## Given exercise
Output the material below in full, exactly as it is.

## Supplied records
START

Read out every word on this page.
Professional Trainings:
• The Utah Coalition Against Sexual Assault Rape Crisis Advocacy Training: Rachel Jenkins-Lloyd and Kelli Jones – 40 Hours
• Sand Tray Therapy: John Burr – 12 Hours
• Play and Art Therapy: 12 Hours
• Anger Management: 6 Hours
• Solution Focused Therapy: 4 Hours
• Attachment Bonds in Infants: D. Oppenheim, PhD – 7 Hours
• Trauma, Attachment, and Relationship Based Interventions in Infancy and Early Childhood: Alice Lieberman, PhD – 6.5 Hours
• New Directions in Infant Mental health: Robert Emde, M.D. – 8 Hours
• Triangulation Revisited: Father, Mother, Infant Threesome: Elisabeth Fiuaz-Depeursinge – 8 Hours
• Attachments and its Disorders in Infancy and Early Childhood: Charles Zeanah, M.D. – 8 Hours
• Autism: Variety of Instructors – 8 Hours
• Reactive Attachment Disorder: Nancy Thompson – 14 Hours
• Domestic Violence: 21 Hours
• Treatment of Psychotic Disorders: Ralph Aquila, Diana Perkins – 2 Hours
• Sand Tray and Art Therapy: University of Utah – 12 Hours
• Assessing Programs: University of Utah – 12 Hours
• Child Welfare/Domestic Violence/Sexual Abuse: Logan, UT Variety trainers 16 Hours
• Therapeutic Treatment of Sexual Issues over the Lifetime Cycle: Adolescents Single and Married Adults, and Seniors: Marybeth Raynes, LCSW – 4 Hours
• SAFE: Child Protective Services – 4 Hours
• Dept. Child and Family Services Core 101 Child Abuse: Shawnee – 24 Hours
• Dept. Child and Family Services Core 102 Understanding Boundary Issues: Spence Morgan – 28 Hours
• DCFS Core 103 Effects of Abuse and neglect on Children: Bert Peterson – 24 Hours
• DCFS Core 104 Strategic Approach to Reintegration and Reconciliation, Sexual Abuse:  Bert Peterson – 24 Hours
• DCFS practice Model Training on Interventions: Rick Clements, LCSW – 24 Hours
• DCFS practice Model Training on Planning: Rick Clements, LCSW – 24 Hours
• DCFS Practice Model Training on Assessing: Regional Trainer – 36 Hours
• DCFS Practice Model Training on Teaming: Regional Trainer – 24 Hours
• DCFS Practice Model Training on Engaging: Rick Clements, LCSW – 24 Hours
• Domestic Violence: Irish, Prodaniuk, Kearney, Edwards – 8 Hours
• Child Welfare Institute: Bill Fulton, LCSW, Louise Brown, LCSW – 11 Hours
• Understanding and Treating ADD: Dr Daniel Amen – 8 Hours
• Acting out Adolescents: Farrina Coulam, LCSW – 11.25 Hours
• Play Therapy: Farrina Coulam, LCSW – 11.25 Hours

END

## Complete output
Read out every word on this page.
Professional Trainings:
• The Utah Coalition Against Sexual Assault Rape Crisis Advocacy Training: Rachel Jenkins-Lloyd and Kelli Jones – 40 Hours
• Sand Tray Therapy: John Burr – 12 Hours
• Play and Art Therapy: 12 Hours
• Anger Management: 6 Hours
• Solution Focused Therapy: 4 Hours
• Attachment Bonds in Infants: D. Oppenheim, PhD – 7 Hours
• Trauma, Attachment, and Relationship Based Interventions in Infancy and Early Childhood: Alice Lieberman, PhD – 6.5 Hours
• New Directions in Infant Mental health: Robert Emde, M.D. – 8 Hours
• Triangulation Revisited: Father, Mother, Infant Threesome: Elisabeth Fiuaz-Depeursinge – 8 Hours
• Attachments and its Disorders in Infancy and Early Childhood: Charles Zeanah, M.D. – 8 Hours
• Autism: Variety of Instructors – 8 Hours
• Reactive Attachment Disorder: Nancy Thompson – 14 Hours
• Domestic Violence: 21 Hours
• Treatment of Psychotic Disorders: Ralph Aquila, Diana Perkins – 2 Hours
• Sand Tray and Art Therapy: University of Utah – 12 Hours
• Assessing Programs: University of Utah – 12 Hours
• Child Welfare/Domestic Violence/Sexual Abuse: Logan, UT Variety trainers 16 Hours
• Therapeutic Treatment of Sexual Issues over the Lifetime Cycle: Adolescents Single and Married Adults, and Seniors: Marybeth Raynes, LCSW – 4 Hours
• SAFE: Child Protective Services – 4 Hours
• Dept. Child and Family Services Core 101 Child Abuse: Shawnee – 24 Hours
• Dept. Child and Family Services Core 102 Understanding Boundary Issues: Spence Morgan – 28 Hours
• DCFS Core 103 Effects of Abuse and neglect on Children: Bert Peterson – 24 Hours
• DCFS Core 104 Strategic Approach to Reintegration and Reconciliation, Sexual Abuse:  Bert Peterson – 24 Hours
• DCFS practice Model Training on Interventions: Rick Clements, LCSW – 24 Hours
• DCFS practice Model Training on Planning: Rick Clements, LCSW – 24 Hours
• DCFS Practice Model Training on Assessing: Regional Trainer – 36 Hours
• DCFS Practice Model Training on Teaming: Regional Trainer – 24 Hours
• DCFS Practice Model Training on Engaging: Rick Clements, LCSW – 24 Hours
• Domestic Violence: Irish, Prodaniuk, Kearney, Edwards – 8 Hours
• Child Welfare Institute: Bill Fulton, LCSW, Louise Brown, LCSW – 11 Hours
• Understanding and Treating ADD: Dr Daniel Amen – 8 Hours
• Acting out Adolescents: Farrina Coulam, LCSW – 11.25 Hours
• Play Therapy: Farrina Coulam, LCSW – 11.25 Hours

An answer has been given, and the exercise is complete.